# CPU only without parallel computing

In [7]:
import os
import re
import json
import time
import warnings
import numpy as np
import pandas as pd
from scipy import spatial
from sklearn.metrics import accuracy_score, f1_score
from tqdm import tqdm_notebook as tqdm
from sklearn.feature_extraction.text import TfidfVectorizer
from sklearn.feature_extraction import text

In [8]:
stop_words = text.ENGLISH_STOP_WORDS.union(["book"])
warnings.filterwarnings("ignore")

In [9]:
def predict(json_data):
    # Parse JSON data
    candidates = json_data['long_answer_candidates']
    doc_tokenized = json_data['document_text'].split(' ')
    question = json_data['question_text']
    question_s = question.split(' ') 
    annotation = json_data['annotations'][0]

    # TFIDF for the document
    # Convert a collection of raw documents to a matrix of TF-IDF features.

    tfidf = TfidfVectorizer(ngram_range=(1,1), stop_words=stop_words)
    tfidf.fit([json_data['document_text']])  
    q_tfidf = tfidf.transform([question]).todense()
------------------------
In the TF-IDF notebook code, which extra word is added to the English stop words?

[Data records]
------------------------
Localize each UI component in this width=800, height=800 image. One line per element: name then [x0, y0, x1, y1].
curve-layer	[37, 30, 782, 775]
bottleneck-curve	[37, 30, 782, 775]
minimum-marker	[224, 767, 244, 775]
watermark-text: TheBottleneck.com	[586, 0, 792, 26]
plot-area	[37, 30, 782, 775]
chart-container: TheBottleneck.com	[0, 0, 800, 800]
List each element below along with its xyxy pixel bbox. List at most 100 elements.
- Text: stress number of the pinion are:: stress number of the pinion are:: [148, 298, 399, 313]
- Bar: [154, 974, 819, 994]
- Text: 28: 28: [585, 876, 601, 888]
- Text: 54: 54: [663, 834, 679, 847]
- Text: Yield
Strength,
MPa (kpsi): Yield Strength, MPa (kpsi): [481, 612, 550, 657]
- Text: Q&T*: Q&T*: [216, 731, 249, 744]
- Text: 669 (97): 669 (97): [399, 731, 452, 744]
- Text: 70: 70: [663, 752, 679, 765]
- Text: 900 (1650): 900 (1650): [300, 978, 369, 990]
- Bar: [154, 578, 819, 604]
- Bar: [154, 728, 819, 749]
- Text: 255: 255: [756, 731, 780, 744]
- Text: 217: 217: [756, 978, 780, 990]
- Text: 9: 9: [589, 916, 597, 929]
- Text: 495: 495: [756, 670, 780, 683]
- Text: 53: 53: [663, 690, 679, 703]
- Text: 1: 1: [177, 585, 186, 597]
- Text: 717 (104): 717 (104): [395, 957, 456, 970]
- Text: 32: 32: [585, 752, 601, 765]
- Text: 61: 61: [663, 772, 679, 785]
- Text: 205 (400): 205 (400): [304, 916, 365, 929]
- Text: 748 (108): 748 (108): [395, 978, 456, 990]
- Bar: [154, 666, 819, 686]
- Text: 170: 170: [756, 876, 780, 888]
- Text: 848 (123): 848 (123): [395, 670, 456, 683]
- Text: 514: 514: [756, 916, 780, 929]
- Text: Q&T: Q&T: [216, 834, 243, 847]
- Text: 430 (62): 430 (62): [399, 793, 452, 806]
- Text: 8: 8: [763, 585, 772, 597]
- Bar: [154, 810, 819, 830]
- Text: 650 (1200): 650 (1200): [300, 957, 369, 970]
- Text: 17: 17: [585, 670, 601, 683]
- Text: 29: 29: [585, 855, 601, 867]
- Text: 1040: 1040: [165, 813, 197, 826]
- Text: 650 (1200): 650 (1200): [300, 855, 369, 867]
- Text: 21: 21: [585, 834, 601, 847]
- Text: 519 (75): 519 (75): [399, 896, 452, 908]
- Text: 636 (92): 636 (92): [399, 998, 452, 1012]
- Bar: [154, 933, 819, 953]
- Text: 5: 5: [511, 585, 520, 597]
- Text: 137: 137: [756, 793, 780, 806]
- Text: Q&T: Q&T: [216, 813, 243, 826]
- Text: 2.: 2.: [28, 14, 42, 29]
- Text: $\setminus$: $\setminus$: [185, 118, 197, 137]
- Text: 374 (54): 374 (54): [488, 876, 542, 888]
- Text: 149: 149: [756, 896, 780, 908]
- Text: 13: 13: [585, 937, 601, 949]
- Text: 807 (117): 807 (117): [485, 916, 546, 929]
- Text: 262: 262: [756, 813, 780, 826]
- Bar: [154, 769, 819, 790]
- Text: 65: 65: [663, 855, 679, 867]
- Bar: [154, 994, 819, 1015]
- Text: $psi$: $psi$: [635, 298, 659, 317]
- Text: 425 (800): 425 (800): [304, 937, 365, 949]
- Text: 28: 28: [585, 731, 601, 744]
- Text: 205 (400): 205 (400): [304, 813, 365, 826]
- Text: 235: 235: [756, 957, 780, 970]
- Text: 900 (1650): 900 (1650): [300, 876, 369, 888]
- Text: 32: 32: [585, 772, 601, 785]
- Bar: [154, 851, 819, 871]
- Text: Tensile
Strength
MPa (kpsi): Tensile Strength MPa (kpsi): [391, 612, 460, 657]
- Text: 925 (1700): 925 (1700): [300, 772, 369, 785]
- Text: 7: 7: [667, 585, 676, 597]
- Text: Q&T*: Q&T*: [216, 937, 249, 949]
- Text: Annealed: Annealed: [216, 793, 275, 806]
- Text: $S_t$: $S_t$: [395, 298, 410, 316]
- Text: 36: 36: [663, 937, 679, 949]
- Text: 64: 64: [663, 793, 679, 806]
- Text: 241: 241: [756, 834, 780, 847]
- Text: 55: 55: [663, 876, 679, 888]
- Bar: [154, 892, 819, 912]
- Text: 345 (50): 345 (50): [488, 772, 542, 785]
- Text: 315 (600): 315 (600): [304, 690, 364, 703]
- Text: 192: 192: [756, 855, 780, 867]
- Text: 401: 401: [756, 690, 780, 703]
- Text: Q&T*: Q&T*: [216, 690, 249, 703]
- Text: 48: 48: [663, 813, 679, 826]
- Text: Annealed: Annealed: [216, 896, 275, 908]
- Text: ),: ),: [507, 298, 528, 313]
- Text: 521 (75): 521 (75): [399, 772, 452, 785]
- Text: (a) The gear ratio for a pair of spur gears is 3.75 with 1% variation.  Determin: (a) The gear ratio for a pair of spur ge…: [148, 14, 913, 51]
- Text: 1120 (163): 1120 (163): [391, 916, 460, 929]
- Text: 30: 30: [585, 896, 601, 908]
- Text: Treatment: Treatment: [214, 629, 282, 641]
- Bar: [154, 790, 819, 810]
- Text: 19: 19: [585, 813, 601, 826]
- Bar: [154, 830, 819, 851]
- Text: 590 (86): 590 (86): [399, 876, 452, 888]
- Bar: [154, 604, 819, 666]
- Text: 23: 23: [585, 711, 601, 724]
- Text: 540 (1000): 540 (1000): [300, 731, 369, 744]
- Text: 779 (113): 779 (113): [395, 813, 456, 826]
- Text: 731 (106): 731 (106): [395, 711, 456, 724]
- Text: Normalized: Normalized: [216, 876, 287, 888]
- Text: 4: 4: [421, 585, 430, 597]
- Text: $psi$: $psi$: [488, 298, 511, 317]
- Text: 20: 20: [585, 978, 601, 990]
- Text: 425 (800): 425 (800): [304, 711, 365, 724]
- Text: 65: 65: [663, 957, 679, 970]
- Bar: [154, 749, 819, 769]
------------------------
[Full solution]
"book"